§ Set exercise: Read the data and repeat all of it exactly.
"""
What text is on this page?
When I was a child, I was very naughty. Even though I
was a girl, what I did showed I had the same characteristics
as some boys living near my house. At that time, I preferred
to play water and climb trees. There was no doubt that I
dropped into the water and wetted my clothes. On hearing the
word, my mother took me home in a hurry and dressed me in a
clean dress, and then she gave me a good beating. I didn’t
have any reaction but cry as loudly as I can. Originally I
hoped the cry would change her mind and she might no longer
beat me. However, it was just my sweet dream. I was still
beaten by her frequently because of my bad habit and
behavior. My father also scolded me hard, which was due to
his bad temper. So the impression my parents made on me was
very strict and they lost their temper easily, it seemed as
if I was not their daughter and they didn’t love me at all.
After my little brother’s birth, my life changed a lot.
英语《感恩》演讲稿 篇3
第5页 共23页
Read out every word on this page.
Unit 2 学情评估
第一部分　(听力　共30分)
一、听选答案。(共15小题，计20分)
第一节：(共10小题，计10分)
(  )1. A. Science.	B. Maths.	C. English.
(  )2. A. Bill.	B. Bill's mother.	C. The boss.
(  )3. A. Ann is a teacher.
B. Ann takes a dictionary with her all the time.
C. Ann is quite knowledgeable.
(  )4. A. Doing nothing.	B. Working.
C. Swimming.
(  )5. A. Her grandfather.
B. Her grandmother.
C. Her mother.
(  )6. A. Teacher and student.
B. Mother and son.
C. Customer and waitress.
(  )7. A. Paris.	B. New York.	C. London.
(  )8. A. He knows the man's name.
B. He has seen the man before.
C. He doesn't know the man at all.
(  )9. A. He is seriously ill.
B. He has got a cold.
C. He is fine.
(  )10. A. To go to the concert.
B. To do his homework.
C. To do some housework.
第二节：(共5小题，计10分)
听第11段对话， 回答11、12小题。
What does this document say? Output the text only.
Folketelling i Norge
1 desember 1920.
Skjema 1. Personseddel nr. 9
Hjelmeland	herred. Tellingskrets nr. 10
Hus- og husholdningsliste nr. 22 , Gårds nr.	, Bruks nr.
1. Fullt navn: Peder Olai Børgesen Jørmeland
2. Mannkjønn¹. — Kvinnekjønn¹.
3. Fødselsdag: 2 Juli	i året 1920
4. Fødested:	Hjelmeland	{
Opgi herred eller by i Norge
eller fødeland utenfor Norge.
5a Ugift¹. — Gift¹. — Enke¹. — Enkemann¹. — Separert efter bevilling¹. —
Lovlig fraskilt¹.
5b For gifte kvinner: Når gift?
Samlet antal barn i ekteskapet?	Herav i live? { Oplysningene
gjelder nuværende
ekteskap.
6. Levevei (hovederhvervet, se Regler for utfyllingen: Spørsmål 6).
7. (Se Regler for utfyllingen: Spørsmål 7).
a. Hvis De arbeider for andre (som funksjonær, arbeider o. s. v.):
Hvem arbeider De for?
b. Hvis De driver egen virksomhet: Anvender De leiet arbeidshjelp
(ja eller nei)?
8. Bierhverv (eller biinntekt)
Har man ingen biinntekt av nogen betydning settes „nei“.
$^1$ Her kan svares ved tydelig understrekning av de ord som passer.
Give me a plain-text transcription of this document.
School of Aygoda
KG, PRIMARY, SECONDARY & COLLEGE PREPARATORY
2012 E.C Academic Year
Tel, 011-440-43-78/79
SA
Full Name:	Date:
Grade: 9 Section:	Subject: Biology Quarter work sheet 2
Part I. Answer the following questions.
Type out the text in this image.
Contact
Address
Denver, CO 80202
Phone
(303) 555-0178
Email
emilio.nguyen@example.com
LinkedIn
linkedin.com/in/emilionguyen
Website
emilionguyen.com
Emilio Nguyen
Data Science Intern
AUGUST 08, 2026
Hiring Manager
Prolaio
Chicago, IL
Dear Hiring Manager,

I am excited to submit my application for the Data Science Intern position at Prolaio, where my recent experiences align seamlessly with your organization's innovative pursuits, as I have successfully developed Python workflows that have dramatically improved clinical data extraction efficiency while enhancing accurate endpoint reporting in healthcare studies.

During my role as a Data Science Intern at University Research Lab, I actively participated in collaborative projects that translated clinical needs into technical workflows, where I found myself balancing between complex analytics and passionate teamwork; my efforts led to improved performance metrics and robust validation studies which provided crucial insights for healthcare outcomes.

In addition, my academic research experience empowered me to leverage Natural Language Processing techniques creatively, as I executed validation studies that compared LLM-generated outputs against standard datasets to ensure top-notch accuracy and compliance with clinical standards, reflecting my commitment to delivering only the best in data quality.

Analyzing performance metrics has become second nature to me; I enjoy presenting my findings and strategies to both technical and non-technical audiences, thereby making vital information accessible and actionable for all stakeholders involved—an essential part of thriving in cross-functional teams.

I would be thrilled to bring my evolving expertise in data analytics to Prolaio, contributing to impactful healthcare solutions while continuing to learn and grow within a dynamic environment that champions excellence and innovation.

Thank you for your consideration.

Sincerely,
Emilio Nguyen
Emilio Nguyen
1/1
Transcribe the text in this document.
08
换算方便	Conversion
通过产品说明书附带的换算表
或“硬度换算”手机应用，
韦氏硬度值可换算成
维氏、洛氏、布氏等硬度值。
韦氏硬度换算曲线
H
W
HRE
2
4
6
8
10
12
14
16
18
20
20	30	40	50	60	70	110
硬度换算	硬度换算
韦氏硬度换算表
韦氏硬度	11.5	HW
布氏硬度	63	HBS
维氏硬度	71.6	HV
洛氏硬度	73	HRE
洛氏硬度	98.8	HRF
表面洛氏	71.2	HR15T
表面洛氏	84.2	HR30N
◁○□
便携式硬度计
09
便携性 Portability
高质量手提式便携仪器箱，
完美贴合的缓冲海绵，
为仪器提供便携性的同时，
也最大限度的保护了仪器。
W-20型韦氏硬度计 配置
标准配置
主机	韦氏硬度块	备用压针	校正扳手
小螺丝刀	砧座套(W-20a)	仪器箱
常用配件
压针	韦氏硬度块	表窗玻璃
"""
§ Written response:
What text is on this page?
When I was a child, I was very naughty. Even though I
was a girl, what I did showed I had the same characteristics
as some boys living near my house. At that time, I preferred
to play water and climb trees. There was no doubt that I
dropped into the water and wetted my clothes. On hearing the
word, my mother took me home in a hurry and dressed me in a
clean dress, and then she gave me a good beating. I didn’t
have any reaction but cry as loudly as I can. Originally I
hoped the cry would change her mind and she might no longer
beat me. However, it was just my sweet dream. I was still
beaten by her frequently because of my bad habit and
behavior. My father also scolded me hard, which was due to
his bad temper. So the impression my parents made on me was
very strict and they lost their temper easily, it seemed as
if I was not their daughter and they didn’t love me at all.
After my little brother’s birth, my life changed a lot.
英语《感恩》演讲稿 篇3
第5页 共23页
Read out every word on this page.
Unit 2 学情评估
第一部分　(听力　共30分)
一、听选答案。(共15小题，计20分)
第一节：(共10小题，计10分)
(  )1. A. Science.	B. Maths.	C. English.
(  )2. A. Bill.	B. Bill's mother.	C. The boss.
(  )3. A. Ann is a teacher.
B. Ann takes a dictionary with her all the time.
C. Ann is quite knowledgeable.
(  )4. A. Doing nothing.	B. Working.
C. Swimming.
(  )5. A. Her grandfather.
B. Her grandmother.
C. Her mother.
(  )6. A. Teacher and student.
B. Mother and son.
C. Customer and waitress.
(  )7. A. Paris.	B. New York.	C. London.
(  )8. A. He knows the man's name.
B. He has seen the man before.
C. He doesn't know the man at all.
(  )9. A. He is seriously ill.
B. He has got a cold.
C. He is fine.
(  )10. A. To go to the concert.
B. To do his homework.
C. To do some housework.
第二节：(共5小题，计10分)
听第11段对话， 回答11、12小题。
What does this document say? Output the text only.
Folketelling i Norge
1 desember 1920.
Skjema 1. Personseddel nr. 9
Hjelmeland	herred. Tellingskrets nr. 10
Hus- og husholdningsliste nr. 22 , Gårds nr.	, Bruks nr.
1. Fullt navn: Peder Olai Børgesen Jørmeland
2. Mannkjønn¹. — Kvinnekjønn¹.
3. Fødselsdag: 2 Juli	i året 1920
4. Fødested:	Hjelmeland	{
Opgi herred eller by i Norge
eller fødeland utenfor Norge.
5a Ugift¹. — Gift¹. — Enke¹. — Enkemann¹. — Separert efter bevilling¹. —
Lovlig fraskilt¹.
5b For gifte kvinner: Når gift?
Samlet antal barn i ekteskapet?	Herav i live? { Oplysningene
gjelder nuværende
ekteskap.
6. Levevei (hovederhvervet, se Regler for utfyllingen: Spørsmål 6).
7. (Se Regler for utfyllingen: Spørsmål 7).
a. Hvis De arbeider for andre (som funksjonær, arbeider o. s. v.):
Hvem arbeider De for?
b. Hvis De driver egen virksomhet: Anvender De leiet arbeidshjelp
(ja eller nei)?
8. Bierhverv (eller biinntekt)
Har man ingen biinntekt av nogen betydning settes „nei“.
$^1$ Her kan svares ved tydelig understrekning av de ord som passer.
Give me a plain-text transcription of this document.
School of Aygoda
KG, PRIMARY, SECONDARY & COLLEGE PREPARATORY
2012 E.C Academic Year
Tel, 011-440-43-78/79
SA
Full Name:	Date:
Grade: 9 Section:	Subject: Biology Quarter work sheet 2
Part I. Answer the following questions.
Type out the text in this image.
Contact
Address
Denver, CO 80202
Phone
(303) 555-0178
Email
emilio.nguyen@example.com
LinkedIn
linkedin.com/in/emilionguyen
Website
emilionguyen.com
Emilio Nguyen
Data Science Intern
AUGUST 08, 2026
Hiring Manager
Prolaio
Chicago, IL
Dear Hiring Manager,

I am excited to submit my application for the Data Science Intern position at Prolaio, where my recent experiences align seamlessly with your organization's innovative pursuits, as I have successfully developed Python workflows that have dramatically improved clinical data extraction efficiency while enhancing accurate endpoint reporting in healthcare studies.

During my role as a Data Science Intern at University Research Lab, I actively participated in collaborative projects that translated clinical needs into technical workflows, where I found myself balancing between complex analytics and passionate teamwork; my efforts led to improved performance metrics and robust validation studies which provided crucial insights for healthcare outcomes.

In addition, my academic research experience empowered me to leverage Natural Language Processing techniques creatively, as I executed validation studies that compared LLM-generated outputs against standard datasets to ensure top-notch accuracy and compliance with clinical standards, reflecting my commitment to delivering only the best in data quality.

Analyzing performance metrics has become second nature to me; I enjoy presenting my findings and strategies to both technical and non-technical audiences, thereby making vital information accessible and actionable for all stakeholders involved—an essential part of thriving in cross-functional teams.

I would be thrilled to bring my evolving expertise in data analytics to Prolaio, contributing to impactful healthcare solutions while continuing to learn and grow within a dynamic environment that champions excellence and innovation.

Thank you for your consideration.

Sincerely,
Emilio Nguyen
Emilio Nguyen
1/1
Transcribe the text in this document.
08
换算方便	Conversion
通过产品说明书附带的换算表
或“硬度换算”手机应用，
韦氏硬度值可换算成
维氏、洛氏、布氏等硬度值。
韦氏硬度换算曲线
H
W
HRE
2
4
6
8
10
12
14
16
18
20
20	30	40	50	60	70	110
硬度换算	硬度换算
韦氏硬度换算表
韦氏硬度	11.5	HW
布氏硬度	63	HBS
维氏硬度	71.6	HV
洛氏硬度	73	HRE
洛氏硬度	98.8	HRF
表面洛氏	71.2	HR15T
表面洛氏	84.2	HR30N
◁○□
便携式硬度计
09
便携性 Portability
高质量手提式便携仪器箱，
完美贴合的缓冲海绵，
为仪器提供便携性的同时，
也最大限度的保护了仪器。
W-20型韦氏硬度计 配置
标准配置
主机	韦氏硬度块	备用压针	校正扳手
小螺丝刀	砧座套(W-20a)	仪器箱
常用配件
压针	韦氏硬度块	表窗玻璃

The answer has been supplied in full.